## Start

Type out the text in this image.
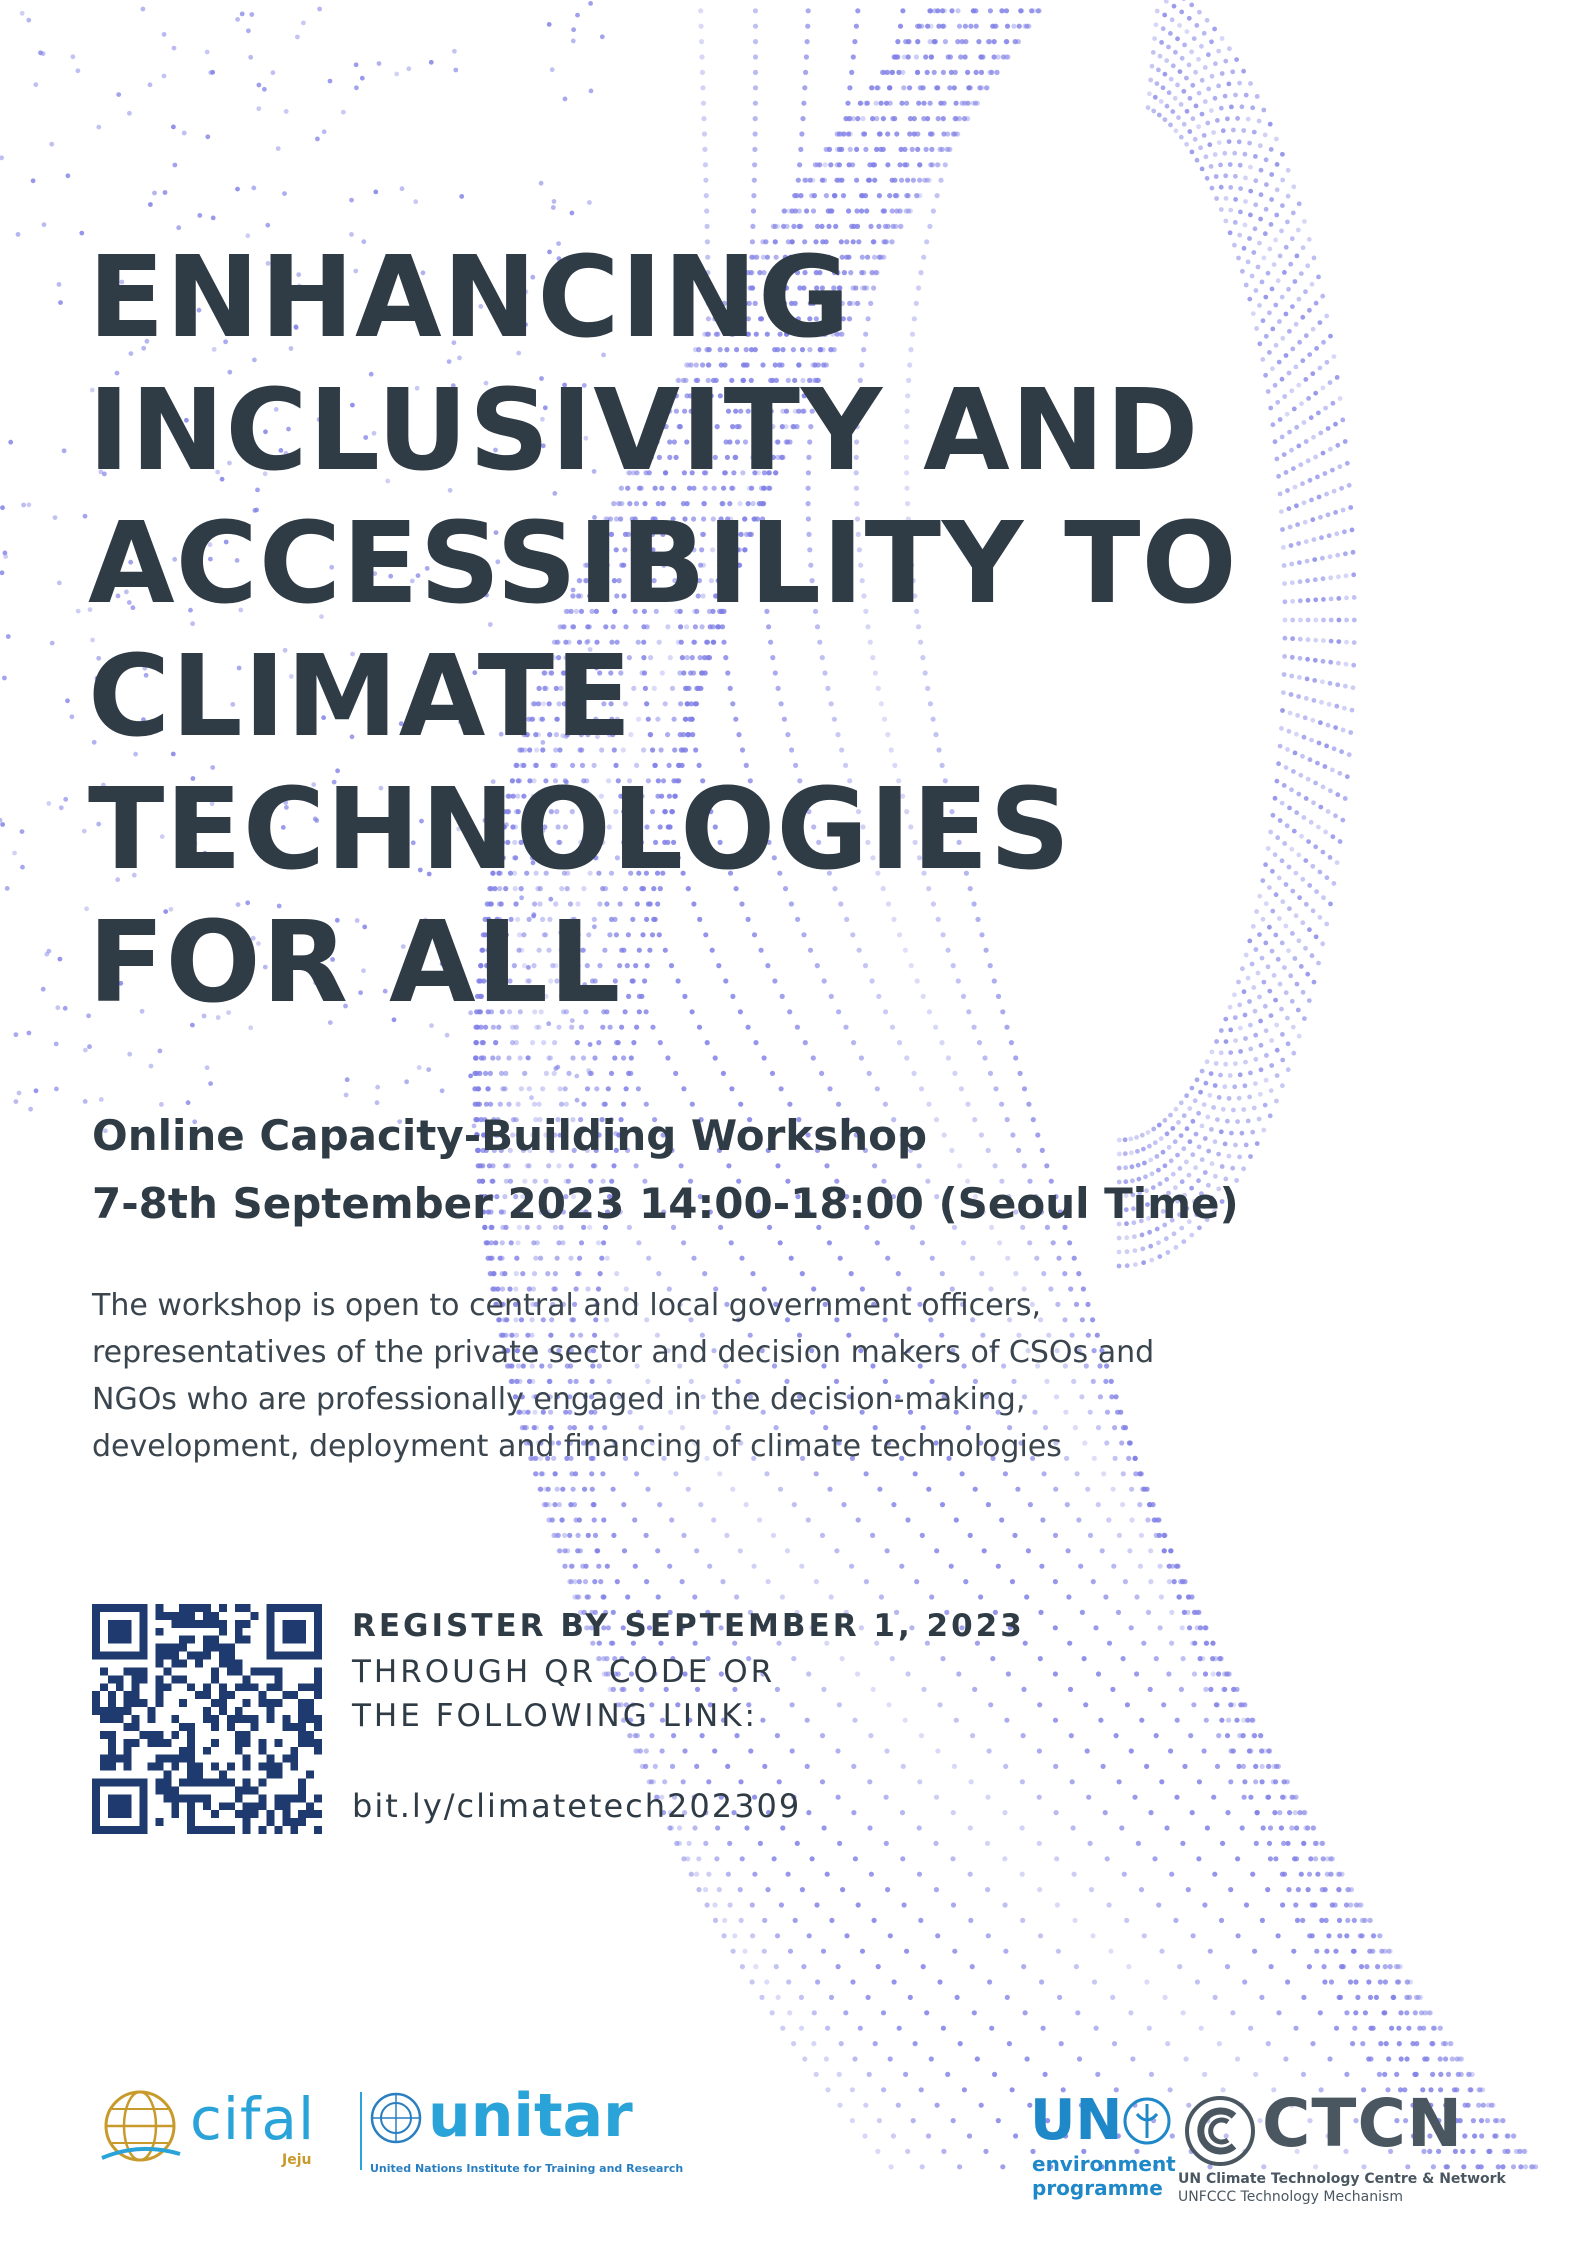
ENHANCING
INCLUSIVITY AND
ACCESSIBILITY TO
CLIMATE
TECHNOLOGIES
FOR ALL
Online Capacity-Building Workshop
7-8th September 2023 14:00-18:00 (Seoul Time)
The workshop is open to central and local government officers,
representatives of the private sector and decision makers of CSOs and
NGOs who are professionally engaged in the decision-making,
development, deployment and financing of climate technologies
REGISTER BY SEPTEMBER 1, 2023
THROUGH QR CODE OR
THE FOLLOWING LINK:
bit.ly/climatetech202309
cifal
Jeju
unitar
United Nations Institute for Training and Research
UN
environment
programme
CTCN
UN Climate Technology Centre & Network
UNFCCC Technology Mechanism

## End

WHAT TO PRODUCE >> Omit every picture, and otherwise quote the entries exactly.

RESULT OF THE EXERCISE >>
Type out the text in this image.
ENHANCING
INCLUSIVITY AND
ACCESSIBILITY TO
CLIMATE
TECHNOLOGIES
FOR ALL
Online Capacity-Building Workshop
7-8th September 2023 14:00-18:00 (Seoul Time)
The workshop is open to central and local government officers,
representatives of the private sector and decision makers of CSOs and
NGOs who are professionally engaged in the decision-making,
development, deployment and financing of climate technologies
REGISTER BY SEPTEMBER 1, 2023
THROUGH QR CODE OR
THE FOLLOWING LINK:
bit.ly/climatetech202309
cifal
Jeju
unitar
United Nations Institute for Training and Research
UN
environment
programme
CTCN
UN Climate Technology Centre & Network
UNFCCC Technology Mechanism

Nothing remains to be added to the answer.